### What you are asked to do
Copy each record exactly as it reads, leaving out any pictures it holds.
— start of Data to use —
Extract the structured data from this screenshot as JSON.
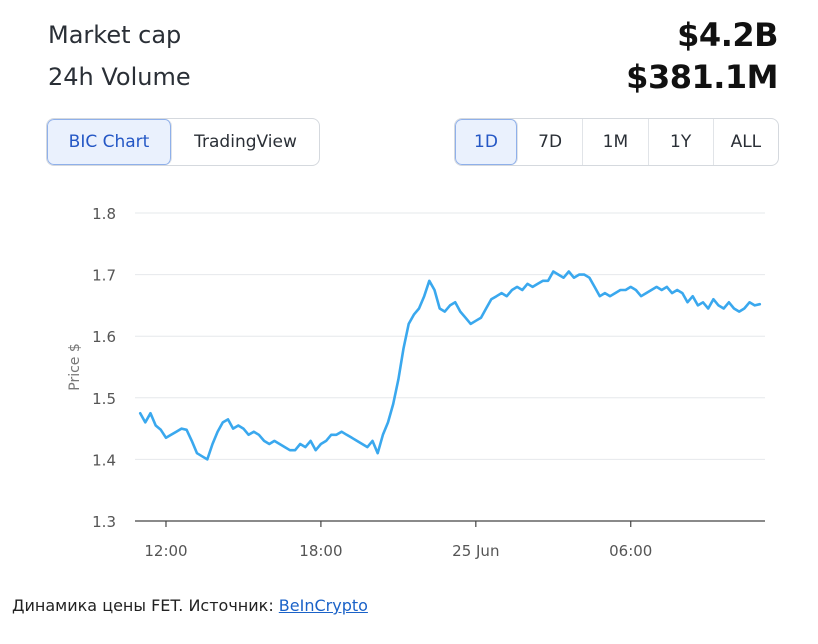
{
  "stats": {
    "market_cap_label": "Market cap",
    "market_cap_value": "$4.2B",
    "volume_label": "24h Volume",
    "volume_value": "$381.1M"
  },
  "source_toggle": {
    "bic": "BIC Chart",
    "tradingview": "TradingView",
    "active": "BIC Chart"
  },
  "range_toggle": {
    "items": [
      "1D",
      "7D",
      "1M",
      "1Y",
      "ALL"
    ],
    "active": "1D"
  },
  "caption": {
    "text": "Динамика цены FET. Источник: ",
    "link": "BeInCrypto"
  },
  "colors": {
    "line": "#3aa8ee",
    "grid": "#e6e8eb",
    "accent": "#2457c5"
  },
  "chart_data": {
    "type": "line",
    "ylabel": "Price $",
    "xlabel": "",
    "ylim": [
      1.3,
      1.8
    ],
    "yticks": [
      1.3,
      1.4,
      1.5,
      1.6,
      1.7,
      1.8
    ],
    "xticks": [
      {
        "label": "12:00",
        "x": 1.0
      },
      {
        "label": "18:00",
        "x": 7.0
      },
      {
        "label": "25 Jun",
        "x": 13.0
      },
      {
        "label": "06:00",
        "x": 19.0
      }
    ],
    "xlim": [
      -0.2,
      24.2
    ],
    "grid": "horizontal",
    "series": [
      {
        "x": [
          0.0,
          0.2,
          0.4,
          0.6,
          0.8,
          1.0,
          1.2,
          1.4,
          1.6,
          1.8,
          2.0,
          2.2,
          2.4,
          2.6,
          2.8,
          3.0,
          3.2,
          3.4,
          3.6,
          3.8,
          4.0,
          4.2,
          4.4,
          4.6,
          4.8,
          5.0,
          5.2,
          5.4,
          5.6,
          5.8,
          6.0,
          6.2,
          6.4,
          6.6,
          6.8,
          7.0,
          7.2,
          7.4,
          7.6,
          7.8,
          8.0,
          8.2,
          8.4,
          8.6,
          8.8,
          9.0,
          9.2,
          9.4,
          9.6,
          9.8,
          10.0,
          10.2,
          10.4,
          10.6,
          10.8,
          11.0,
          11.2,
          11.4,
          11.6,
          11.8,
          12.0,
          12.2,
          12.4,
          12.6,
          12.8,
          13.0,
          13.2,
          13.4,
          13.6,
          13.8,
          14.0,
          14.2,
          14.4,
          14.6,
          14.8,
          15.0,
          15.2,
          15.4,
          15.6,
          15.8,
          16.0,
          16.2,
          16.4,
          16.6,
          16.8,
          17.0,
          17.2,
          17.4,
          17.6,
          17.8,
          18.0,
          18.2,
          18.4,
          18.6,
          18.8,
          19.0,
          19.2,
          19.4,
          19.6,
          19.8,
          20.0,
          20.2,
          20.4,
          20.6,
          20.8,
          21.0,
          21.2,
          21.4,
          21.6,
          21.8,
          22.0,
          22.2,
          22.4,
          22.6,
          22.8,
          23.0,
          23.2,
          23.4,
          23.6,
          23.8,
          24.0
        ],
        "y": [
          1.475,
          1.46,
          1.475,
          1.455,
          1.448,
          1.435,
          1.44,
          1.445,
          1.45,
          1.448,
          1.43,
          1.41,
          1.405,
          1.4,
          1.425,
          1.445,
          1.46,
          1.465,
          1.45,
          1.455,
          1.45,
          1.44,
          1.445,
          1.44,
          1.43,
          1.425,
          1.43,
          1.425,
          1.42,
          1.415,
          1.415,
          1.425,
          1.42,
          1.43,
          1.415,
          1.425,
          1.43,
          1.44,
          1.44,
          1.445,
          1.44,
          1.435,
          1.43,
          1.425,
          1.42,
          1.43,
          1.41,
          1.44,
          1.46,
          1.49,
          1.53,
          1.58,
          1.62,
          1.635,
          1.645,
          1.665,
          1.69,
          1.675,
          1.645,
          1.64,
          1.65,
          1.655,
          1.64,
          1.63,
          1.62,
          1.625,
          1.63,
          1.645,
          1.66,
          1.665,
          1.67,
          1.665,
          1.675,
          1.68,
          1.675,
          1.685,
          1.68,
          1.685,
          1.69,
          1.69,
          1.705,
          1.7,
          1.695,
          1.705,
          1.695,
          1.7,
          1.7,
          1.695,
          1.68,
          1.665,
          1.67,
          1.665,
          1.67,
          1.675,
          1.675,
          1.68,
          1.675,
          1.665,
          1.67,
          1.675,
          1.68,
          1.675,
          1.68,
          1.67,
          1.675,
          1.67,
          1.655,
          1.665,
          1.65,
          1.655,
          1.645,
          1.66,
          1.65,
          1.645,
          1.655,
          1.645,
          1.64,
          1.645,
          1.655,
          1.65,
          1.652
        ]
      }
    ]
  }
}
— end of Data to use —
### Expected answer
Extract the structured data from this screenshot as JSON.
{
  "stats": {
    "market_cap_label": "Market cap",
    "market_cap_value": "$4.2B",
    "volume_label": "24h Volume",
    "volume_value": "$381.1M"
  },
  "source_toggle": {
    "bic": "BIC Chart",
    "tradingview": "TradingView",
    "active": "BIC Chart"
  },
  "range_toggle": {
    "items": [
      "1D",
      "7D",
      "1M",
      "1Y",
      "ALL"
    ],
    "active": "1D"
  },
  "caption": {
    "text": "Динамика цены FET. Источник: ",
    "link": "BeInCrypto"
  },
  "colors": {
    "line": "#3aa8ee",
    "grid": "#e6e8eb",
    "accent": "#2457c5"
  },
  "chart_data": {
    "type": "line",
    "ylabel": "Price $",
    "xlabel": "",
    "ylim": [
      1.3,
      1.8
    ],
    "yticks": [
      1.3,
      1.4,
      1.5,
      1.6,
      1.7,
      1.8
    ],
    "xticks": [
      {
        "label": "12:00",
        "x": 1.0
      },
      {
        "label": "18:00",
        "x": 7.0
      },
      {
        "label": "25 Jun",
        "x": 13.0
      },
      {
        "label": "06:00",
        "x": 19.0
      }
    ],
    "xlim": [
      -0.2,
      24.2
    ],
    "grid": "horizontal",
    "series": [
      {
        "x": [
          0.0,
          0.2,
          0.4,
          0.6,
          0.8,
          1.0,
          1.2,
          1.4,
          1.6,
          1.8,
          2.0,
          2.2,
          2.4,
          2.6,
          2.8,
          3.0,
          3.2,
          3.4,
          3.6,
          3.8,
          4.0,
          4.2,
          4.4,
          4.6,
          4.8,
          5.0,
          5.2,
          5.4,
          5.6,
          5.8,
          6.0,
          6.2,
          6.4,
          6.6,
          6.8,
          7.0,
          7.2,
          7.4,
          7.6,
          7.8,
          8.0,
          8.2,
          8.4,
          8.6,
          8.8,
          9.0,
          9.2,
          9.4,
          9.6,
          9.8,
          10.0,
          10.2,
          10.4,
          10.6,
          10.8,
          11.0,
          11.2,
          11.4,
          11.6,
          11.8,
          12.0,
          12.2,
          12.4,
          12.6,
          12.8,
          13.0,
          13.2,
          13.4,
          13.6,
          13.8,
          14.0,
          14.2,
          14.4,
          14.6,
          14.8,
          15.0,
          15.2,
          15.4,
          15.6,
          15.8,
          16.0,
          16.2,
          16.4,
          16.6,
          16.8,
          17.0,
          17.2,
          17.4,
          17.6,
          17.8,
          18.0,
          18.2,
          18.4,
          18.6,
          18.8,
          19.0,
          19.2,
          19.4,
          19.6,
          19.8,
          20.0,
          20.2,
          20.4,
          20.6,
          20.8,
          21.0,
          21.2,
          21.4,
          21.6,
          21.8,
          22.0,
          22.2,
          22.4,
          22.6,
          22.8,
          23.0,
          23.2,
          23.4,
          23.6,
          23.8,
          24.0
        ],
        "y": [
          1.475,
          1.46,
          1.475,
          1.455,
          1.448,
          1.435,
          1.44,
          1.445,
          1.45,
          1.448,
          1.43,
          1.41,
          1.405,
          1.4,
          1.425,
          1.445,
          1.46,
          1.465,
          1.45,
          1.455,
          1.45,
          1.44,
          1.445,
          1.44,
          1.43,
          1.425,
          1.43,
          1.425,
          1.42,
          1.415,
          1.415,
          1.425,
          1.42,
          1.43,
          1.415,
          1.425,
          1.43,
          1.44,
          1.44,
          1.445,
          1.44,
          1.435,
          1.43,
          1.425,
          1.42,
          1.43,
          1.41,
          1.44,
          1.46,
          1.49,
          1.53,
          1.58,
          1.62,
          1.635,
          1.645,
          1.665,
          1.69,
          1.675,
          1.645,
          1.64,
          1.65,
          1.655,
          1.64,
          1.63,
          1.62,
          1.625,
          1.63,
          1.645,
          1.66,
          1.665,
          1.67,
          1.665,
          1.675,
          1.68,
          1.675,
          1.685,
          1.68,
          1.685,
          1.69,
          1.69,
          1.705,
          1.7,
          1.695,
          1.705,
          1.695,
          1.7,
          1.7,
          1.695,
          1.68,
          1.665,
          1.67,
          1.665,
          1.67,
          1.675,
          1.675,
          1.68,
          1.675,
          1.665,
          1.67,
          1.675,
          1.68,
          1.675,
          1.68,
          1.67,
          1.675,
          1.67,
          1.655,
          1.665,
          1.65,
          1.655,
          1.645,
          1.66,
          1.65,
          1.645,
          1.655,
          1.645,
          1.64,
          1.645,
          1.655,
          1.65,
          1.652
        ]
      }
    ]
  }
}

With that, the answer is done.